[WHAT NEEDS TO BE DONE] Write every line of the material out exactly as shown.

[EXTRACTED RECORDS]
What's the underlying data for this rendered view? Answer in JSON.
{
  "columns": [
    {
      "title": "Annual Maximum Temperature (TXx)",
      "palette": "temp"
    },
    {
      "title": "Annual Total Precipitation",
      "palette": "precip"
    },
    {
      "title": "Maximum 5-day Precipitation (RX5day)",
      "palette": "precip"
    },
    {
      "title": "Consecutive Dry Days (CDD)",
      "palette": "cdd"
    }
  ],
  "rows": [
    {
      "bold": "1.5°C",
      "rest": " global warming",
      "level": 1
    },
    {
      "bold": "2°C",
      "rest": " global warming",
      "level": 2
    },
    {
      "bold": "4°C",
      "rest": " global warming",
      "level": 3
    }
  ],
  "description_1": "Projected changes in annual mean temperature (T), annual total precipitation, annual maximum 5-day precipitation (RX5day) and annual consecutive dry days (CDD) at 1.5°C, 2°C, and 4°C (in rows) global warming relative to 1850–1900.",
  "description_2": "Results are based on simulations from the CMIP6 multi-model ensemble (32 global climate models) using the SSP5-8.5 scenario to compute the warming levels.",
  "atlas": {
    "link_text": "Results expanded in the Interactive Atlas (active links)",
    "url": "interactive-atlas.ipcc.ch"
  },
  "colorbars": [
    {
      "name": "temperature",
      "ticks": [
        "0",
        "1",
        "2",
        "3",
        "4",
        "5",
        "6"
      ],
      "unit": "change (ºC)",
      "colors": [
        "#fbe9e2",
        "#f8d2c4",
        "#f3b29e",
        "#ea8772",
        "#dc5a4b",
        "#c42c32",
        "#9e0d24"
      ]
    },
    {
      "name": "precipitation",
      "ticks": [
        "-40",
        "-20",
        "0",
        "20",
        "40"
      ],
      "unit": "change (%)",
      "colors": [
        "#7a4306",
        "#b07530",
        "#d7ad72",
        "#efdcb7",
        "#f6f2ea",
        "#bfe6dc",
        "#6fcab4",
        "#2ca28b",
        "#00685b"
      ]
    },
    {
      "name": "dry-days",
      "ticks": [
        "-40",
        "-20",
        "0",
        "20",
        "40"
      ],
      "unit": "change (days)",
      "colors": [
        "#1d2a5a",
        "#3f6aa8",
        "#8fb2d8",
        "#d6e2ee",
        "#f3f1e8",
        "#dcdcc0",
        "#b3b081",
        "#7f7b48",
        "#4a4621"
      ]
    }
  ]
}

[RESPONSE TO THE EXERCISE]
What's the underlying data for this rendered view? Answer in JSON.
{
  "columns": [
    {
      "title": "Annual Maximum Temperature (TXx)",
      "palette": "temp"
    },
    {
      "title": "Annual Total Precipitation",
      "palette": "precip"
    },
    {
      "title": "Maximum 5-day Precipitation (RX5day)",
      "palette": "precip"
    },
    {
      "title": "Consecutive Dry Days (CDD)",
      "palette": "cdd"
    }
  ],
  "rows": [
    {
      "bold": "1.5°C",
      "rest": " global warming",
      "level": 1
    },
    {
      "bold": "2°C",
      "rest": " global warming",
      "level": 2
    },
    {
      "bold": "4°C",
      "rest": " global warming",
      "level": 3
    }
  ],
  "description_1": "Projected changes in annual mean temperature (T), annual total precipitation, annual maximum 5-day precipitation (RX5day) and annual consecutive dry days (CDD) at 1.5°C, 2°C, and 4°C (in rows) global warming relative to 1850–1900.",
  "description_2": "Results are based on simulations from the CMIP6 multi-model ensemble (32 global climate models) using the SSP5-8.5 scenario to compute the warming levels.",
  "atlas": {
    "link_text": "Results expanded in the Interactive Atlas (active links)",
    "url": "interactive-atlas.ipcc.ch"
  },
  "colorbars": [
    {
      "name": "temperature",
      "ticks": [
        "0",
        "1",
        "2",
        "3",
        "4",
        "5",
        "6"
      ],
      "unit": "change (ºC)",
      "colors": [
        "#fbe9e2",
        "#f8d2c4",
        "#f3b29e",
        "#ea8772",
        "#dc5a4b",
        "#c42c32",
        "#9e0d24"
      ]
    },
    {
      "name": "precipitation",
      "ticks": [
        "-40",
        "-20",
        "0",
        "20",
        "40"
      ],
      "unit": "change (%)",
      "colors": [
        "#7a4306",
        "#b07530",
        "#d7ad72",
        "#efdcb7",
        "#f6f2ea",
        "#bfe6dc",
        "#6fcab4",
        "#2ca28b",
        "#00685b"
      ]
    },
    {
      "name": "dry-days",
      "ticks": [
        "-40",
        "-20",
        "0",
        "20",
        "40"
      ],
      "unit": "change (days)",
      "colors": [
        "#1d2a5a",
        "#3f6aa8",
        "#8fb2d8",
        "#d6e2ee",
        "#f3f1e8",
        "#dcdcc0",
        "#b3b081",
        "#7f7b48",
        "#4a4621"
      ]
    }
  ]
}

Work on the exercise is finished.